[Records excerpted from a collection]
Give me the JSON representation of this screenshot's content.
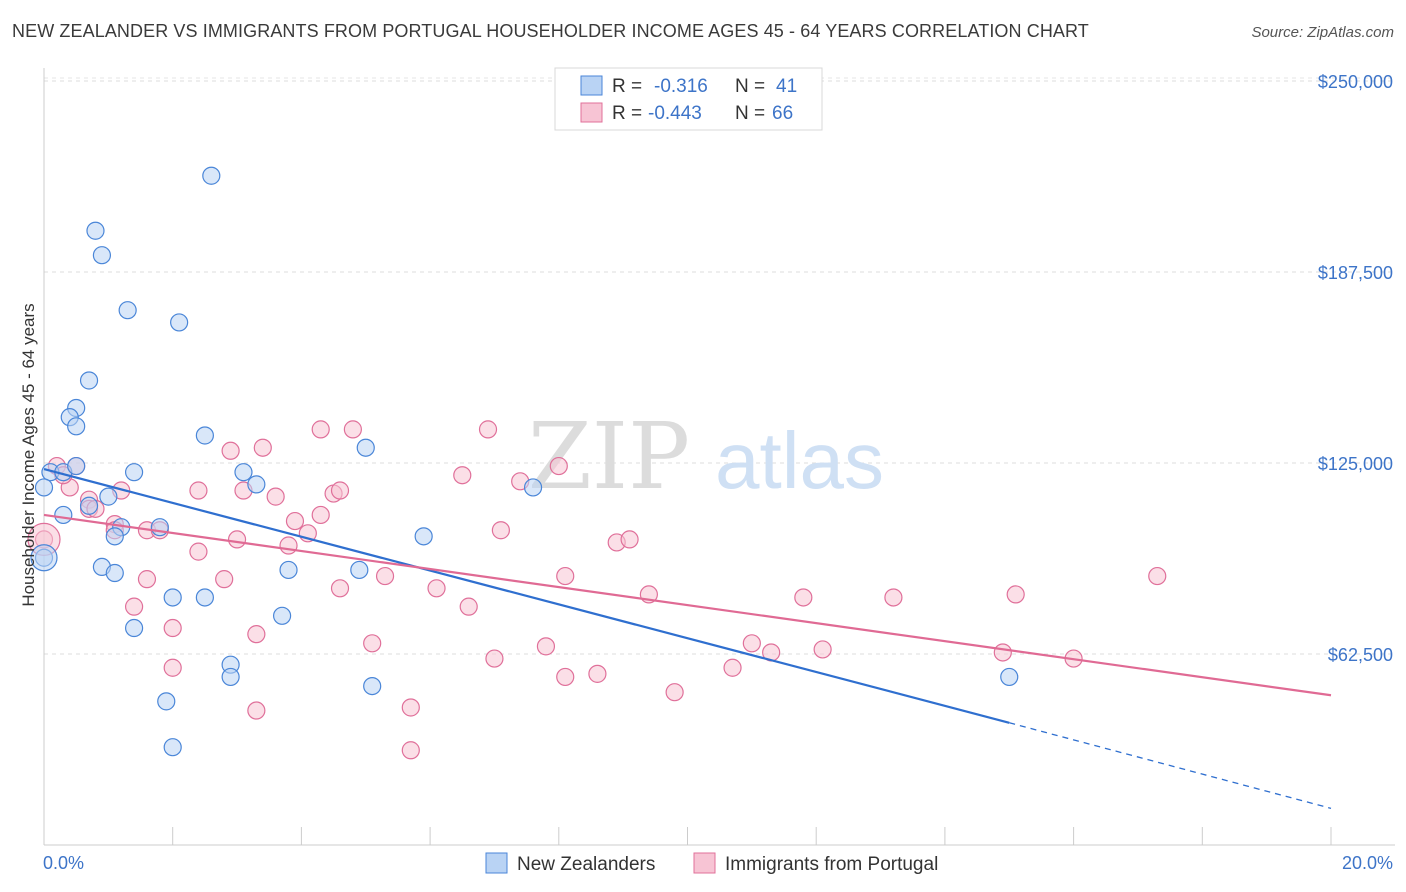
{
  "title": "NEW ZEALANDER VS IMMIGRANTS FROM PORTUGAL HOUSEHOLDER INCOME AGES 45 - 64 YEARS CORRELATION CHART",
  "source": "Source: ZipAtlas.com",
  "watermark_left": "ZIP",
  "watermark_right": "atlas",
  "chart_data": {
    "type": "scatter",
    "ylabel": "Householder Income Ages 45 - 64 years",
    "xlim": [
      0,
      20
    ],
    "ylim": [
      0,
      262500
    ],
    "x_tick_labels": [
      "0.0%",
      "20.0%"
    ],
    "y_tick_values": [
      62500,
      125000,
      187500,
      250000
    ],
    "y_tick_labels": [
      "$62,500",
      "$125,000",
      "$187,500",
      "$250,000"
    ],
    "grid": "horizontal dashed",
    "legend_top": [
      {
        "r_label": "R =",
        "r_value": "-0.316",
        "n_label": "N =",
        "n_value": "41"
      },
      {
        "r_label": "R =",
        "r_value": "-0.443",
        "n_label": "N =",
        "n_value": "66"
      }
    ],
    "series": [
      {
        "name": "New Zealanders",
        "color": "#4a86d8",
        "fill": "#b9d3f4",
        "trend": {
          "x0": 0,
          "y0": 123000,
          "x1": 15,
          "y1": 40000,
          "dashed_to_x": 20,
          "dashed_to_y": 12000
        },
        "points": [
          [
            2.6,
            219000
          ],
          [
            0.8,
            201000
          ],
          [
            0.9,
            193000
          ],
          [
            1.3,
            175000
          ],
          [
            2.1,
            171000
          ],
          [
            0.7,
            152000
          ],
          [
            0.5,
            143000
          ],
          [
            0.4,
            140000
          ],
          [
            0.5,
            137000
          ],
          [
            2.5,
            134000
          ],
          [
            5.0,
            130000
          ],
          [
            0.1,
            122000
          ],
          [
            0.3,
            122000
          ],
          [
            0.5,
            124000
          ],
          [
            1.4,
            122000
          ],
          [
            3.1,
            122000
          ],
          [
            7.6,
            117000
          ],
          [
            0.0,
            117000
          ],
          [
            1.0,
            114000
          ],
          [
            0.7,
            111000
          ],
          [
            0.3,
            108000
          ],
          [
            1.2,
            104000
          ],
          [
            1.8,
            104000
          ],
          [
            1.1,
            101000
          ],
          [
            5.9,
            101000
          ],
          [
            0.0,
            94000
          ],
          [
            0.9,
            91000
          ],
          [
            1.1,
            89000
          ],
          [
            3.8,
            90000
          ],
          [
            4.9,
            90000
          ],
          [
            2.0,
            81000
          ],
          [
            2.5,
            81000
          ],
          [
            1.4,
            71000
          ],
          [
            3.7,
            75000
          ],
          [
            2.9,
            59000
          ],
          [
            2.9,
            55000
          ],
          [
            5.1,
            52000
          ],
          [
            1.9,
            47000
          ],
          [
            2.0,
            32000
          ],
          [
            15.0,
            55000
          ],
          [
            3.3,
            118000
          ]
        ]
      },
      {
        "name": "Immigrants from Portugal",
        "color": "#e0709a",
        "fill": "#f7c4d4",
        "trend": {
          "x0": 0,
          "y0": 108000,
          "x1": 20,
          "y1": 49000
        },
        "points": [
          [
            0.0,
            100000
          ],
          [
            0.2,
            124000
          ],
          [
            0.4,
            117000
          ],
          [
            0.5,
            124000
          ],
          [
            0.7,
            113000
          ],
          [
            0.7,
            110000
          ],
          [
            1.1,
            105000
          ],
          [
            1.2,
            116000
          ],
          [
            1.1,
            103000
          ],
          [
            1.6,
            103000
          ],
          [
            1.6,
            87000
          ],
          [
            1.4,
            78000
          ],
          [
            1.8,
            103000
          ],
          [
            2.0,
            71000
          ],
          [
            2.0,
            58000
          ],
          [
            2.4,
            96000
          ],
          [
            2.4,
            116000
          ],
          [
            2.8,
            87000
          ],
          [
            2.9,
            129000
          ],
          [
            3.0,
            100000
          ],
          [
            3.1,
            116000
          ],
          [
            3.3,
            69000
          ],
          [
            3.3,
            44000
          ],
          [
            3.4,
            130000
          ],
          [
            3.6,
            114000
          ],
          [
            3.8,
            98000
          ],
          [
            3.9,
            106000
          ],
          [
            4.1,
            102000
          ],
          [
            4.3,
            136000
          ],
          [
            4.3,
            108000
          ],
          [
            4.5,
            115000
          ],
          [
            4.8,
            136000
          ],
          [
            4.6,
            116000
          ],
          [
            4.6,
            84000
          ],
          [
            5.1,
            66000
          ],
          [
            5.3,
            88000
          ],
          [
            5.7,
            31000
          ],
          [
            5.7,
            45000
          ],
          [
            6.1,
            84000
          ],
          [
            6.5,
            121000
          ],
          [
            6.6,
            78000
          ],
          [
            6.9,
            136000
          ],
          [
            7.0,
            61000
          ],
          [
            7.1,
            103000
          ],
          [
            7.4,
            119000
          ],
          [
            7.8,
            65000
          ],
          [
            8.0,
            124000
          ],
          [
            8.1,
            88000
          ],
          [
            8.1,
            55000
          ],
          [
            8.6,
            56000
          ],
          [
            8.9,
            99000
          ],
          [
            9.1,
            100000
          ],
          [
            9.4,
            82000
          ],
          [
            9.8,
            50000
          ],
          [
            10.7,
            58000
          ],
          [
            11.0,
            66000
          ],
          [
            11.3,
            63000
          ],
          [
            11.8,
            81000
          ],
          [
            12.1,
            64000
          ],
          [
            13.2,
            81000
          ],
          [
            14.9,
            63000
          ],
          [
            15.1,
            82000
          ],
          [
            16.0,
            61000
          ],
          [
            17.3,
            88000
          ],
          [
            0.3,
            121000
          ],
          [
            0.8,
            110000
          ]
        ]
      }
    ]
  }
}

> [EXERCISE]:
Reproduce each record above by retyping it exactly; omit all images.

> [WORKED ANSWER]:
Give me the JSON representation of this screenshot's content.
{
  "title": "NEW ZEALANDER VS IMMIGRANTS FROM PORTUGAL HOUSEHOLDER INCOME AGES 45 - 64 YEARS CORRELATION CHART",
  "source": "Source: ZipAtlas.com",
  "watermark_left": "ZIP",
  "watermark_right": "atlas",
  "chart_data": {
    "type": "scatter",
    "ylabel": "Householder Income Ages 45 - 64 years",
    "xlim": [
      0,
      20
    ],
    "ylim": [
      0,
      262500
    ],
    "x_tick_labels": [
      "0.0%",
      "20.0%"
    ],
    "y_tick_values": [
      62500,
      125000,
      187500,
      250000
    ],
    "y_tick_labels": [
      "$62,500",
      "$125,000",
      "$187,500",
      "$250,000"
    ],
    "grid": "horizontal dashed",
    "legend_top": [
      {
        "r_label": "R =",
        "r_value": "-0.316",
        "n_label": "N =",
        "n_value": "41"
      },
      {
        "r_label": "R =",
        "r_value": "-0.443",
        "n_label": "N =",
        "n_value": "66"
      }
    ],
    "series": [
      {
        "name": "New Zealanders",
        "color": "#4a86d8",
        "fill": "#b9d3f4",
        "trend": {
          "x0": 0,
          "y0": 123000,
          "x1": 15,
          "y1": 40000,
          "dashed_to_x": 20,
          "dashed_to_y": 12000
        },
        "points": [
          [
            2.6,
            219000
          ],
          [
            0.8,
            201000
          ],
          [
            0.9,
            193000
          ],
          [
            1.3,
            175000
          ],
          [
            2.1,
            171000
          ],
          [
            0.7,
            152000
          ],
          [
            0.5,
            143000
          ],
          [
            0.4,
            140000
          ],
          [
            0.5,
            137000
          ],
          [
            2.5,
            134000
          ],
          [
            5.0,
            130000
          ],
          [
            0.1,
            122000
          ],
          [
            0.3,
            122000
          ],
          [
            0.5,
            124000
          ],
          [
            1.4,
            122000
          ],
          [
            3.1,
            122000
          ],
          [
            7.6,
            117000
          ],
          [
            0.0,
            117000
          ],
          [
            1.0,
            114000
          ],
          [
            0.7,
            111000
          ],
          [
            0.3,
            108000
          ],
          [
            1.2,
            104000
          ],
          [
            1.8,
            104000
          ],
          [
            1.1,
            101000
          ],
          [
            5.9,
            101000
          ],
          [
            0.0,
            94000
          ],
          [
            0.9,
            91000
          ],
          [
            1.1,
            89000
          ],
          [
            3.8,
            90000
          ],
          [
            4.9,
            90000
          ],
          [
            2.0,
            81000
          ],
          [
            2.5,
            81000
          ],
          [
            1.4,
            71000
          ],
          [
            3.7,
            75000
          ],
          [
            2.9,
            59000
          ],
          [
            2.9,
            55000
          ],
          [
            5.1,
            52000
          ],
          [
            1.9,
            47000
          ],
          [
            2.0,
            32000
          ],
          [
            15.0,
            55000
          ],
          [
            3.3,
            118000
          ]
        ]
      },
      {
        "name": "Immigrants from Portugal",
        "color": "#e0709a",
        "fill": "#f7c4d4",
        "trend": {
          "x0": 0,
          "y0": 108000,
          "x1": 20,
          "y1": 49000
        },
        "points": [
          [
            0.0,
            100000
          ],
          [
            0.2,
            124000
          ],
          [
            0.4,
            117000
          ],
          [
            0.5,
            124000
          ],
          [
            0.7,
            113000
          ],
          [
            0.7,
            110000
          ],
          [
            1.1,
            105000
          ],
          [
            1.2,
            116000
          ],
          [
            1.1,
            103000
          ],
          [
            1.6,
            103000
          ],
          [
            1.6,
            87000
          ],
          [
            1.4,
            78000
          ],
          [
            1.8,
            103000
          ],
          [
            2.0,
            71000
          ],
          [
            2.0,
            58000
          ],
          [
            2.4,
            96000
          ],
          [
            2.4,
            116000
          ],
          [
            2.8,
            87000
          ],
          [
            2.9,
            129000
          ],
          [
            3.0,
            100000
          ],
          [
            3.1,
            116000
          ],
          [
            3.3,
            69000
          ],
          [
            3.3,
            44000
          ],
          [
            3.4,
            130000
          ],
          [
            3.6,
            114000
          ],
          [
            3.8,
            98000
          ],
          [
            3.9,
            106000
          ],
          [
            4.1,
            102000
          ],
          [
            4.3,
            136000
          ],
          [
            4.3,
            108000
          ],
          [
            4.5,
            115000
          ],
          [
            4.8,
            136000
          ],
          [
            4.6,
            116000
          ],
          [
            4.6,
            84000
          ],
          [
            5.1,
            66000
          ],
          [
            5.3,
            88000
          ],
          [
            5.7,
            31000
          ],
          [
            5.7,
            45000
          ],
          [
            6.1,
            84000
          ],
          [
            6.5,
            121000
          ],
          [
            6.6,
            78000
          ],
          [
            6.9,
            136000
          ],
          [
            7.0,
            61000
          ],
          [
            7.1,
            103000
          ],
          [
            7.4,
            119000
          ],
          [
            7.8,
            65000
          ],
          [
            8.0,
            124000
          ],
          [
            8.1,
            88000
          ],
          [
            8.1,
            55000
          ],
          [
            8.6,
            56000
          ],
          [
            8.9,
            99000
          ],
          [
            9.1,
            100000
          ],
          [
            9.4,
            82000
          ],
          [
            9.8,
            50000
          ],
          [
            10.7,
            58000
          ],
          [
            11.0,
            66000
          ],
          [
            11.3,
            63000
          ],
          [
            11.8,
            81000
          ],
          [
            12.1,
            64000
          ],
          [
            13.2,
            81000
          ],
          [
            14.9,
            63000
          ],
          [
            15.1,
            82000
          ],
          [
            16.0,
            61000
          ],
          [
            17.3,
            88000
          ],
          [
            0.3,
            121000
          ],
          [
            0.8,
            110000
          ]
        ]
      }
    ]
  }
}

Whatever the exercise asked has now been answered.